▸ Task requirements
Set down each entry exactly as given; pictures should not appear in the copy.

### Records for this exercise

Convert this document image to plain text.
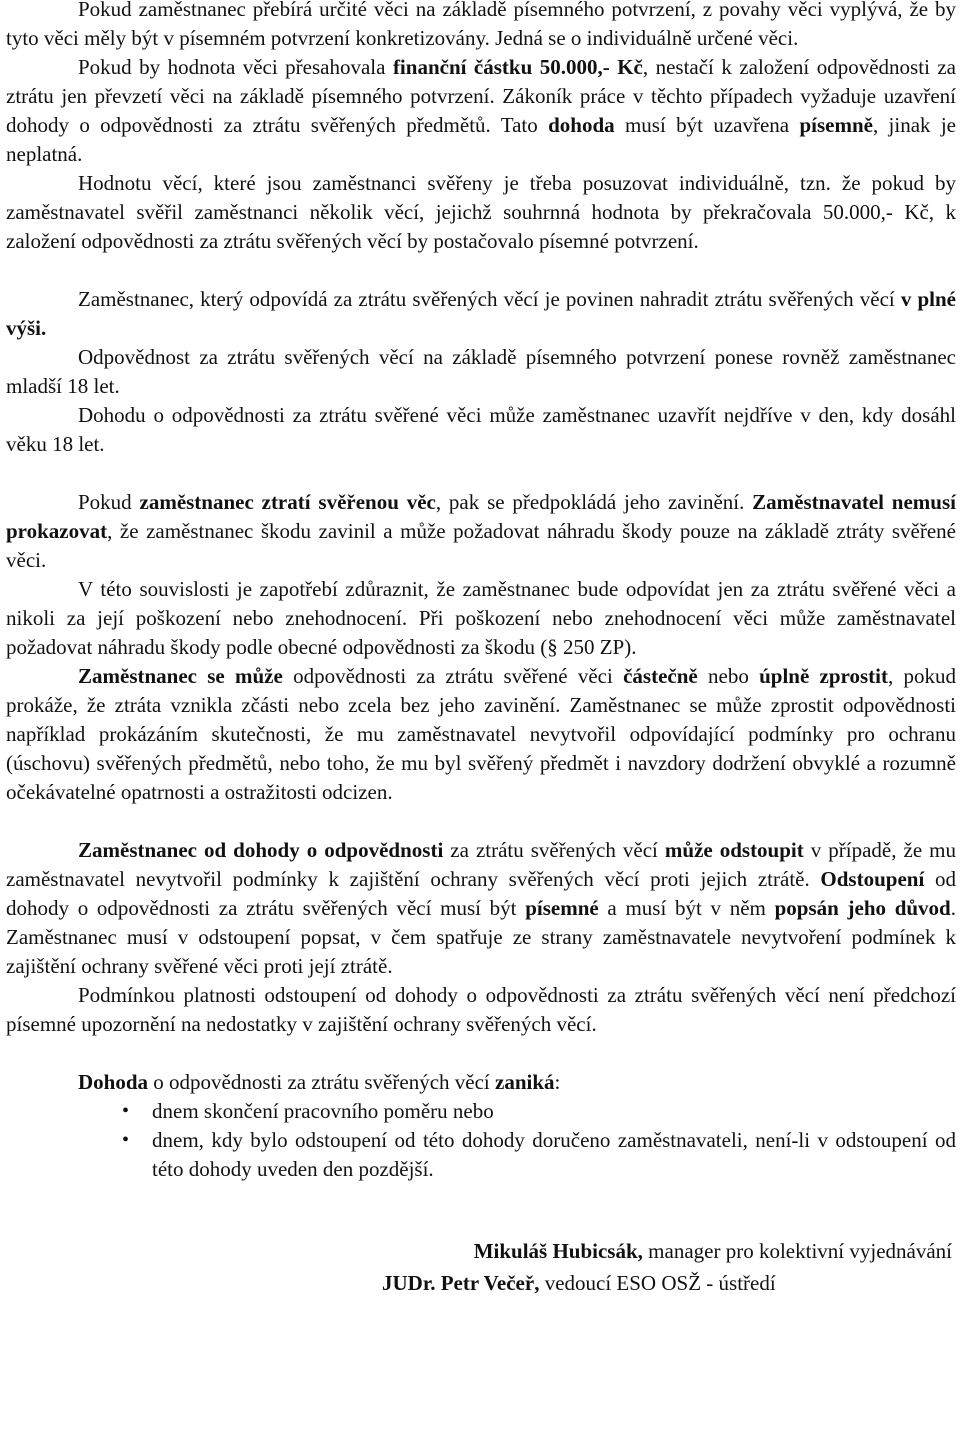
Pokud zaměstnanec přebírá určité věci na základě písemného potvrzení, z povahy věci vyplývá, že by tyto věci měly být v písemném potvrzení konkretizovány. Jedná se o individuálně určené věci.

Pokud by hodnota věci přesahovala finanční částku 50.000,- Kč, nestačí k založení odpovědnosti za ztrátu jen převzetí věci na základě písemného potvrzení. Zákoník práce v těchto případech vyžaduje uzavření dohody o odpovědnosti za ztrátu svěřených předmětů. Tato dohoda musí být uzavřena písemně, jinak je neplatná.

Hodnotu věcí, které jsou zaměstnanci svěřeny je třeba posuzovat individuálně, tzn. že pokud by zaměstnavatel svěřil zaměstnanci několik věcí, jejichž souhrnná hodnota by překračovala 50.000,- Kč, k založení odpovědnosti za ztrátu svěřených věcí by postačovalo písemné potvrzení.

Zaměstnanec, který odpovídá za ztrátu svěřených věcí je povinen nahradit ztrátu svěřených věcí v plné výši.

Odpovědnost za ztrátu svěřených věcí na základě písemného potvrzení ponese rovněž zaměstnanec mladší 18 let.

Dohodu o odpovědnosti za ztrátu svěřené věci může zaměstnanec uzavřít nejdříve v den, kdy dosáhl věku 18 let.

Pokud zaměstnanec ztratí svěřenou věc, pak se předpokládá jeho zavinění. Zaměstnavatel nemusí prokazovat, že zaměstnanec škodu zavinil a může požadovat náhradu škody pouze na základě ztráty svěřené věci.

V této souvislosti je zapotřebí zdůraznit, že zaměstnanec bude odpovídat jen za ztrátu svěřené věci a nikoli za její poškození nebo znehodnocení. Při poškození nebo znehodnocení věci může zaměstnavatel požadovat náhradu škody podle obecné odpovědnosti za škodu (§ 250 ZP).

Zaměstnanec se může odpovědnosti za ztrátu svěřené věci částečně nebo úplně zprostit, pokud prokáže, že ztráta vznikla zčásti nebo zcela bez jeho zavinění. Zaměstnanec se může zprostit odpovědnosti například prokázáním skutečnosti, že mu zaměstnavatel nevytvořil odpovídající podmínky pro ochranu (úschovu) svěřených předmětů, nebo toho, že mu byl svěřený předmět i navzdory dodržení obvyklé a rozumně očekávatelné opatrnosti a ostražitosti odcizen.

Zaměstnanec od dohody o odpovědnosti za ztrátu svěřených věcí může odstoupit v případě, že mu zaměstnavatel nevytvořil podmínky k zajištění ochrany svěřených věcí proti jejich ztrátě. Odstoupení od dohody o odpovědnosti za ztrátu svěřených věcí musí být písemné a musí být v něm popsán jeho důvod. Zaměstnanec musí v odstoupení popsat, v čem spatřuje ze strany zaměstnavatele nevytvoření podmínek k zajištění ochrany svěřené věci proti její ztrátě.

Podmínkou platnosti odstoupení od dohody o odpovědnosti za ztrátu svěřených věcí není předchozí písemné upozornění na nedostatky v zajištění ochrany svěřených věcí.

Dohoda o odpovědnosti za ztrátu svěřených věcí zaniká:

• dnem skončení pracovního poměru nebo
• dnem, kdy bylo odstoupení od této dohody doručeno zaměstnavateli, není-li v odstoupení od této dohody uveden den pozdější.
Mikuláš Hubicsák, manager pro kolektivní vyjednávání
JUDr. Petr Večeř, vedoucí ESO OSŽ - ústředí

######

▸ Result below
Convert this document image to plain text.
Pokud zaměstnanec přebírá určité věci na základě písemného potvrzení, z povahy věci vyplývá, že by tyto věci měly být v písemném potvrzení konkretizovány. Jedná se o individuálně určené věci.

Pokud by hodnota věci přesahovala finanční částku 50.000,- Kč, nestačí k založení odpovědnosti za ztrátu jen převzetí věci na základě písemného potvrzení. Zákoník práce v těchto případech vyžaduje uzavření dohody o odpovědnosti za ztrátu svěřených předmětů. Tato dohoda musí být uzavřena písemně, jinak je neplatná.

Hodnotu věcí, které jsou zaměstnanci svěřeny je třeba posuzovat individuálně, tzn. že pokud by zaměstnavatel svěřil zaměstnanci několik věcí, jejichž souhrnná hodnota by překračovala 50.000,- Kč, k založení odpovědnosti za ztrátu svěřených věcí by postačovalo písemné potvrzení.

Zaměstnanec, který odpovídá za ztrátu svěřených věcí je povinen nahradit ztrátu svěřených věcí v plné výši.

Odpovědnost za ztrátu svěřených věcí na základě písemného potvrzení ponese rovněž zaměstnanec mladší 18 let.

Dohodu o odpovědnosti za ztrátu svěřené věci může zaměstnanec uzavřít nejdříve v den, kdy dosáhl věku 18 let.

Pokud zaměstnanec ztratí svěřenou věc, pak se předpokládá jeho zavinění. Zaměstnavatel nemusí prokazovat, že zaměstnanec škodu zavinil a může požadovat náhradu škody pouze na základě ztráty svěřené věci.

V této souvislosti je zapotřebí zdůraznit, že zaměstnanec bude odpovídat jen za ztrátu svěřené věci a nikoli za její poškození nebo znehodnocení. Při poškození nebo znehodnocení věci může zaměstnavatel požadovat náhradu škody podle obecné odpovědnosti za škodu (§ 250 ZP).

Zaměstnanec se může odpovědnosti za ztrátu svěřené věci částečně nebo úplně zprostit, pokud prokáže, že ztráta vznikla zčásti nebo zcela bez jeho zavinění. Zaměstnanec se může zprostit odpovědnosti například prokázáním skutečnosti, že mu zaměstnavatel nevytvořil odpovídající podmínky pro ochranu (úschovu) svěřených předmětů, nebo toho, že mu byl svěřený předmět i navzdory dodržení obvyklé a rozumně očekávatelné opatrnosti a ostražitosti odcizen.

Zaměstnanec od dohody o odpovědnosti za ztrátu svěřených věcí může odstoupit v případě, že mu zaměstnavatel nevytvořil podmínky k zajištění ochrany svěřených věcí proti jejich ztrátě. Odstoupení od dohody o odpovědnosti za ztrátu svěřených věcí musí být písemné a musí být v něm popsán jeho důvod. Zaměstnanec musí v odstoupení popsat, v čem spatřuje ze strany zaměstnavatele nevytvoření podmínek k zajištění ochrany svěřené věci proti její ztrátě.

Podmínkou platnosti odstoupení od dohody o odpovědnosti za ztrátu svěřených věcí není předchozí písemné upozornění na nedostatky v zajištění ochrany svěřených věcí.

Dohoda o odpovědnosti za ztrátu svěřených věcí zaniká:

• dnem skončení pracovního poměru nebo
• dnem, kdy bylo odstoupení od této dohody doručeno zaměstnavateli, není-li v odstoupení od této dohody uveden den pozdější.
Mikuláš Hubicsák, manager pro kolektivní vyjednávání
JUDr. Petr Večeř, vedoucí ESO OSŽ - ústředí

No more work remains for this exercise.